* Start *
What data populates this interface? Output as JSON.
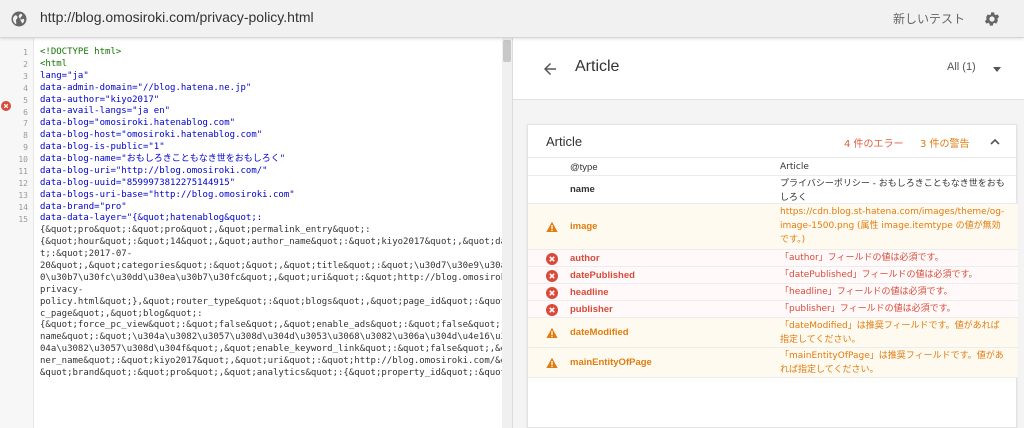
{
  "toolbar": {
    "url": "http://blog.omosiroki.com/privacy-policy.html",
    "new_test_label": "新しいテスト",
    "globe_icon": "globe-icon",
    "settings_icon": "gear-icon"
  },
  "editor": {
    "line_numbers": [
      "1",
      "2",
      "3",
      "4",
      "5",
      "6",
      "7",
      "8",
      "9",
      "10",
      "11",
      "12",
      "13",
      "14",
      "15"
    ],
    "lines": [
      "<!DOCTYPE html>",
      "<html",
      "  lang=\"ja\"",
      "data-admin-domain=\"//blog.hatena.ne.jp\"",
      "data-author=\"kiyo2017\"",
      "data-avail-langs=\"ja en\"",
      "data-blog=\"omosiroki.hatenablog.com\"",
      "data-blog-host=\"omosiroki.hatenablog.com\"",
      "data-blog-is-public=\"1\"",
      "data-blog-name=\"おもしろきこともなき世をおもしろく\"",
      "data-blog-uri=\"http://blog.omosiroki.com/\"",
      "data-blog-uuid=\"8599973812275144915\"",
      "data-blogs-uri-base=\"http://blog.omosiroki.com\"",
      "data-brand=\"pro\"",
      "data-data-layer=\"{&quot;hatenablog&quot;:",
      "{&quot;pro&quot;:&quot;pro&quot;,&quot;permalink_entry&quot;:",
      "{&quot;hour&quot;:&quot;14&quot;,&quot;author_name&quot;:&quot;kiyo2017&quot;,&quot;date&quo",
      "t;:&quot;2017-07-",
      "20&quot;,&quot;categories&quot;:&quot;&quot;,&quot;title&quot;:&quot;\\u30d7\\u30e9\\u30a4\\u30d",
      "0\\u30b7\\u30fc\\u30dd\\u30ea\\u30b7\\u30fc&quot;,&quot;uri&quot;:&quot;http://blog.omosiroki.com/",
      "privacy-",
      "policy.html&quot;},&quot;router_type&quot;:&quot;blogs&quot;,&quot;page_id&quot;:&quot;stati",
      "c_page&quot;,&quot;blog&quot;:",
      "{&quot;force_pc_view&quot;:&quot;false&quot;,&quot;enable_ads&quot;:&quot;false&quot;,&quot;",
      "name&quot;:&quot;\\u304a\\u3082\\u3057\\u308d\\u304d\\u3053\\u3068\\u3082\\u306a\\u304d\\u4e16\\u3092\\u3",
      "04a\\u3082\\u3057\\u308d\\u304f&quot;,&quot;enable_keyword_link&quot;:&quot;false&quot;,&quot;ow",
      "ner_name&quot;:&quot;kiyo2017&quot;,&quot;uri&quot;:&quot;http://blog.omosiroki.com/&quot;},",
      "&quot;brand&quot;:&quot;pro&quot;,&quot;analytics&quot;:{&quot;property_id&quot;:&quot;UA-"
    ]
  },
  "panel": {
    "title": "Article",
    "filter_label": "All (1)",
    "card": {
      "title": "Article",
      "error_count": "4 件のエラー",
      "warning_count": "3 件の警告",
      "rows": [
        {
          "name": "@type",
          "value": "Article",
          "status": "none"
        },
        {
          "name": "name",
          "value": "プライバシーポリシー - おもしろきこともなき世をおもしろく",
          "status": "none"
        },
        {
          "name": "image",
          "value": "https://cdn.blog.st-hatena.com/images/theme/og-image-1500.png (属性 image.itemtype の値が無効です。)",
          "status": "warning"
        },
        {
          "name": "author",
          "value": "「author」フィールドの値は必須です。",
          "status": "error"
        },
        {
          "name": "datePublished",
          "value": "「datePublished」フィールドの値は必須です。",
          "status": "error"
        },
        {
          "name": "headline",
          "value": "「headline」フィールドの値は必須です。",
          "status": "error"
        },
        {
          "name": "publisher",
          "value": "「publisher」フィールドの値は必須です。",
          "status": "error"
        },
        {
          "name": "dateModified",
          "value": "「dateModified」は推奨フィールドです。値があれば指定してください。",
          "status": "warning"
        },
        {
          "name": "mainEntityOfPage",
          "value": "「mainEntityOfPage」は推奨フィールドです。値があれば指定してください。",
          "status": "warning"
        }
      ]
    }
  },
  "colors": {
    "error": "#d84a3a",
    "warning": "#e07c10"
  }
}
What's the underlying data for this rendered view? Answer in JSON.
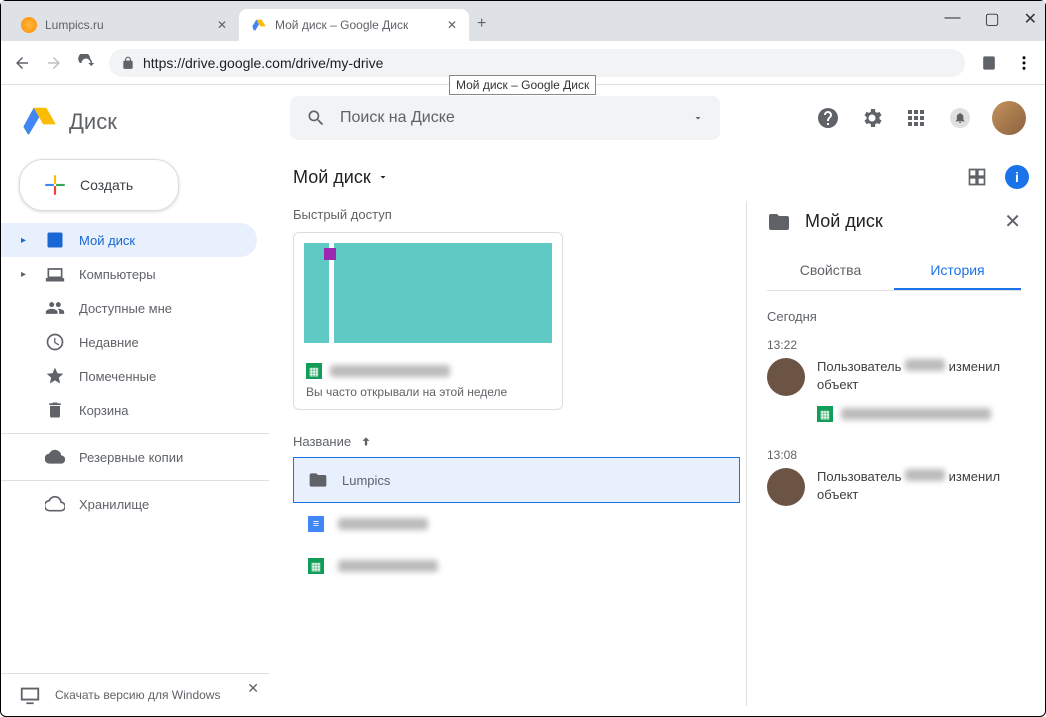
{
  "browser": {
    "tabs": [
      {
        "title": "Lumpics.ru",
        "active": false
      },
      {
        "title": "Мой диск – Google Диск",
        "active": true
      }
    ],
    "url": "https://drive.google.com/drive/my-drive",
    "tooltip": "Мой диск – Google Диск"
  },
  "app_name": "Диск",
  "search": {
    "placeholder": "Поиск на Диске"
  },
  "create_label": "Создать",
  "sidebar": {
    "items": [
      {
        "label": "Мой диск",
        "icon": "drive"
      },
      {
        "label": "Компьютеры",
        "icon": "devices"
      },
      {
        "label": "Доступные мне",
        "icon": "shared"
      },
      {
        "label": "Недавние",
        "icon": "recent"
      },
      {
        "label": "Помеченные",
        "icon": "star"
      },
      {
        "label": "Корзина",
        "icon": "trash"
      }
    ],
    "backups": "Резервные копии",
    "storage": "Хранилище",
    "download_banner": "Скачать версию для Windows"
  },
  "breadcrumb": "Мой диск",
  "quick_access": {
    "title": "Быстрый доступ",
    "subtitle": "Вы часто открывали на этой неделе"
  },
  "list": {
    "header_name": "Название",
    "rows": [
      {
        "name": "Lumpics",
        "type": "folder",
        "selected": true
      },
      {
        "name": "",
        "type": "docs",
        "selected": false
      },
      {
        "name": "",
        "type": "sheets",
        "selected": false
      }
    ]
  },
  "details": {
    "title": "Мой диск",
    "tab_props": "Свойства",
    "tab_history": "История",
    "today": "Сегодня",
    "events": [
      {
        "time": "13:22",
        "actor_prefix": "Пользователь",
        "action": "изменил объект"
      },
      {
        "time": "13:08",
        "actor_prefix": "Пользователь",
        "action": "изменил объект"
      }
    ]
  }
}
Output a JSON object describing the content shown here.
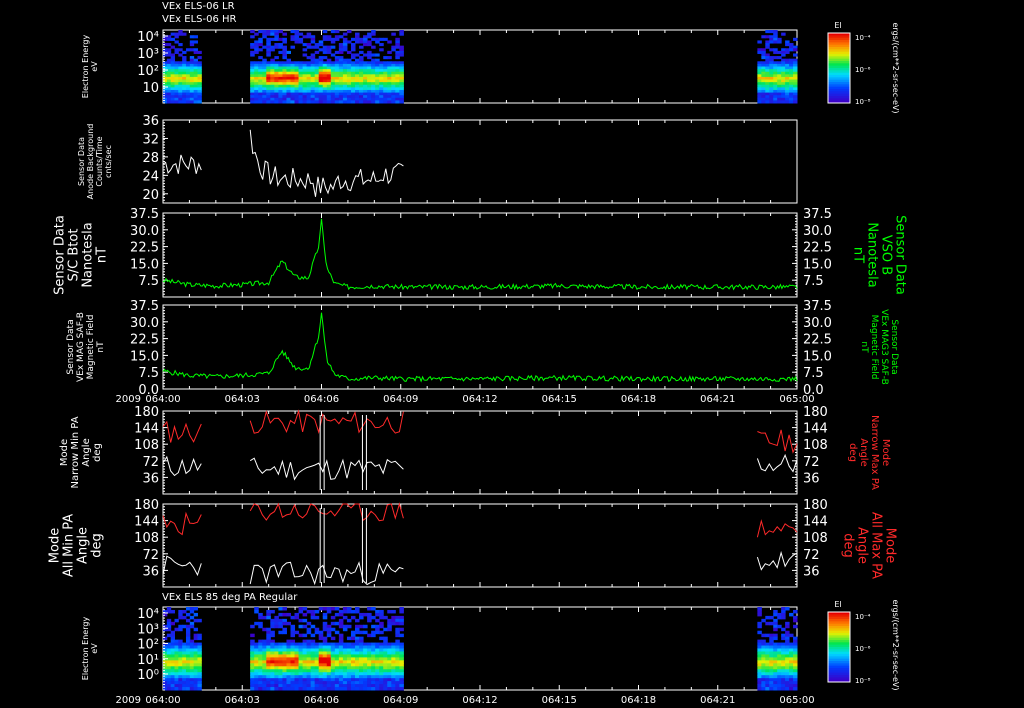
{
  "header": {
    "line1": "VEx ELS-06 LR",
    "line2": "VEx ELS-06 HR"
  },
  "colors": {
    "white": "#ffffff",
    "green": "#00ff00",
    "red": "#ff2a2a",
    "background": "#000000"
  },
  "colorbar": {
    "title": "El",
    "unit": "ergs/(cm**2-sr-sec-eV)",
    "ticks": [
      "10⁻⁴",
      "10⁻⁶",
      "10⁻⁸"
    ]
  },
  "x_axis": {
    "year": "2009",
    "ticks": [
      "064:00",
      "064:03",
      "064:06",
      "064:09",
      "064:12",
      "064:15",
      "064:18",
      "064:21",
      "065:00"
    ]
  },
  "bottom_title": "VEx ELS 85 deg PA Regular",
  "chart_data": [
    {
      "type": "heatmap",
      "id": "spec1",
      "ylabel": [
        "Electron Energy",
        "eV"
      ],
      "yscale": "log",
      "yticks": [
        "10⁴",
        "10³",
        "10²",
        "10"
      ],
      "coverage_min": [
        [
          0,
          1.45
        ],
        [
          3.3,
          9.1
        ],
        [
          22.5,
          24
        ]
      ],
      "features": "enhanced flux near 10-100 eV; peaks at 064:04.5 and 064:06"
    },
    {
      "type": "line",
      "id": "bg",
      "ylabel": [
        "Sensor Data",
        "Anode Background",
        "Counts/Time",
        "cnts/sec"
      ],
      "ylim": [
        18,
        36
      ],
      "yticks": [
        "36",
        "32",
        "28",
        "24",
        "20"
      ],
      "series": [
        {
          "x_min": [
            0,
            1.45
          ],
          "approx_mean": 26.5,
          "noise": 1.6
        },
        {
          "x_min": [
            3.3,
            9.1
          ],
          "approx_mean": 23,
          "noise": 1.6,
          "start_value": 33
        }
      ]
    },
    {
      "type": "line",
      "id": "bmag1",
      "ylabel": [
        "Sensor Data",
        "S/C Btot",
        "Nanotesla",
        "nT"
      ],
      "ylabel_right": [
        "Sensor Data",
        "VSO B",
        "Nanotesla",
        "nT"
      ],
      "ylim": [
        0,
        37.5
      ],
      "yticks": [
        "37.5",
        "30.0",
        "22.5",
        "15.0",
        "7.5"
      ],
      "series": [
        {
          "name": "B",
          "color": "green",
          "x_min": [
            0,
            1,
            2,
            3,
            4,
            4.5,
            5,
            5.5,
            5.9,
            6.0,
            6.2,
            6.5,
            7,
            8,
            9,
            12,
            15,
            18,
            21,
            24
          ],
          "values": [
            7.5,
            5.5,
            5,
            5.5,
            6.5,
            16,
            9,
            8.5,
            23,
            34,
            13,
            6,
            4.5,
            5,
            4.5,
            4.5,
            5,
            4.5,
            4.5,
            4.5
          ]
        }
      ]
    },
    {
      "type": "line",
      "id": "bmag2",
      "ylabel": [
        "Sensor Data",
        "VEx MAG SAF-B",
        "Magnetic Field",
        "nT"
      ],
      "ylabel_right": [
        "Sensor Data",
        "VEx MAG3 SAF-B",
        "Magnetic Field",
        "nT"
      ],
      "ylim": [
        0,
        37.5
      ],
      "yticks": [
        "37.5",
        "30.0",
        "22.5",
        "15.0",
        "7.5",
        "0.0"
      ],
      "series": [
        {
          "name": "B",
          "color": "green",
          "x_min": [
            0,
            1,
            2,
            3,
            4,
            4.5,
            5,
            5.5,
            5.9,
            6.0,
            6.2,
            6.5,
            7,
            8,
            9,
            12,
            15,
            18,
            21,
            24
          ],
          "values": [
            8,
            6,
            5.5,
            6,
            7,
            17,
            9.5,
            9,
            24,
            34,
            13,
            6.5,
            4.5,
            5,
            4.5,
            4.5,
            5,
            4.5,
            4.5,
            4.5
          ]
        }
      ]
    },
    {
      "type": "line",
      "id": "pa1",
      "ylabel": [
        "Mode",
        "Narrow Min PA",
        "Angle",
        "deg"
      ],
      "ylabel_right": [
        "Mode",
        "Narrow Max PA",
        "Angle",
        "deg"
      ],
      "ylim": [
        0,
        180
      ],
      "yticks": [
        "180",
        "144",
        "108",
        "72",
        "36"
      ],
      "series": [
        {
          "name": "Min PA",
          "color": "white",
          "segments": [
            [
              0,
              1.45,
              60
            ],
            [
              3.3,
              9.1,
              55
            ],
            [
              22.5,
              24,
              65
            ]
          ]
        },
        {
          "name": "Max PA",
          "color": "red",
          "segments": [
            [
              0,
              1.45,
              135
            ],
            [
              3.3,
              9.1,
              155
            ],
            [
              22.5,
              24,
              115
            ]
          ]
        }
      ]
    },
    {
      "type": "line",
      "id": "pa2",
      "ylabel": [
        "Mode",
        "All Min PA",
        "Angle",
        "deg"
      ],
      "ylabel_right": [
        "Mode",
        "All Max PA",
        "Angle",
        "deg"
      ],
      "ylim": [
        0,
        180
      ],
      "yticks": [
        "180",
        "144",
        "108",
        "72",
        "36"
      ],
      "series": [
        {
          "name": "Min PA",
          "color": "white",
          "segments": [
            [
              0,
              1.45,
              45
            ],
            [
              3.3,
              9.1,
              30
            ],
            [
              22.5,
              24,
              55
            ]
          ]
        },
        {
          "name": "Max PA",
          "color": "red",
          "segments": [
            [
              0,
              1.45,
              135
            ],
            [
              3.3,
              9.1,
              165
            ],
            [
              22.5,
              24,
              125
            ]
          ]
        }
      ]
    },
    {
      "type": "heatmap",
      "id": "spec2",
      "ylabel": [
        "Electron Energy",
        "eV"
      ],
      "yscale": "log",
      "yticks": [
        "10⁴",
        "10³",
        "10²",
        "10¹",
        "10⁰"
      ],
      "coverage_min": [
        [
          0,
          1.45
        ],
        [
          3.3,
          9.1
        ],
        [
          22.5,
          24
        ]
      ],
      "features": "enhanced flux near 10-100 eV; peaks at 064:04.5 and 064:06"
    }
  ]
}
* End *
In the entries above, some lines may contain the string "drive"; report how many, without additional comment.

Exercise answer. 2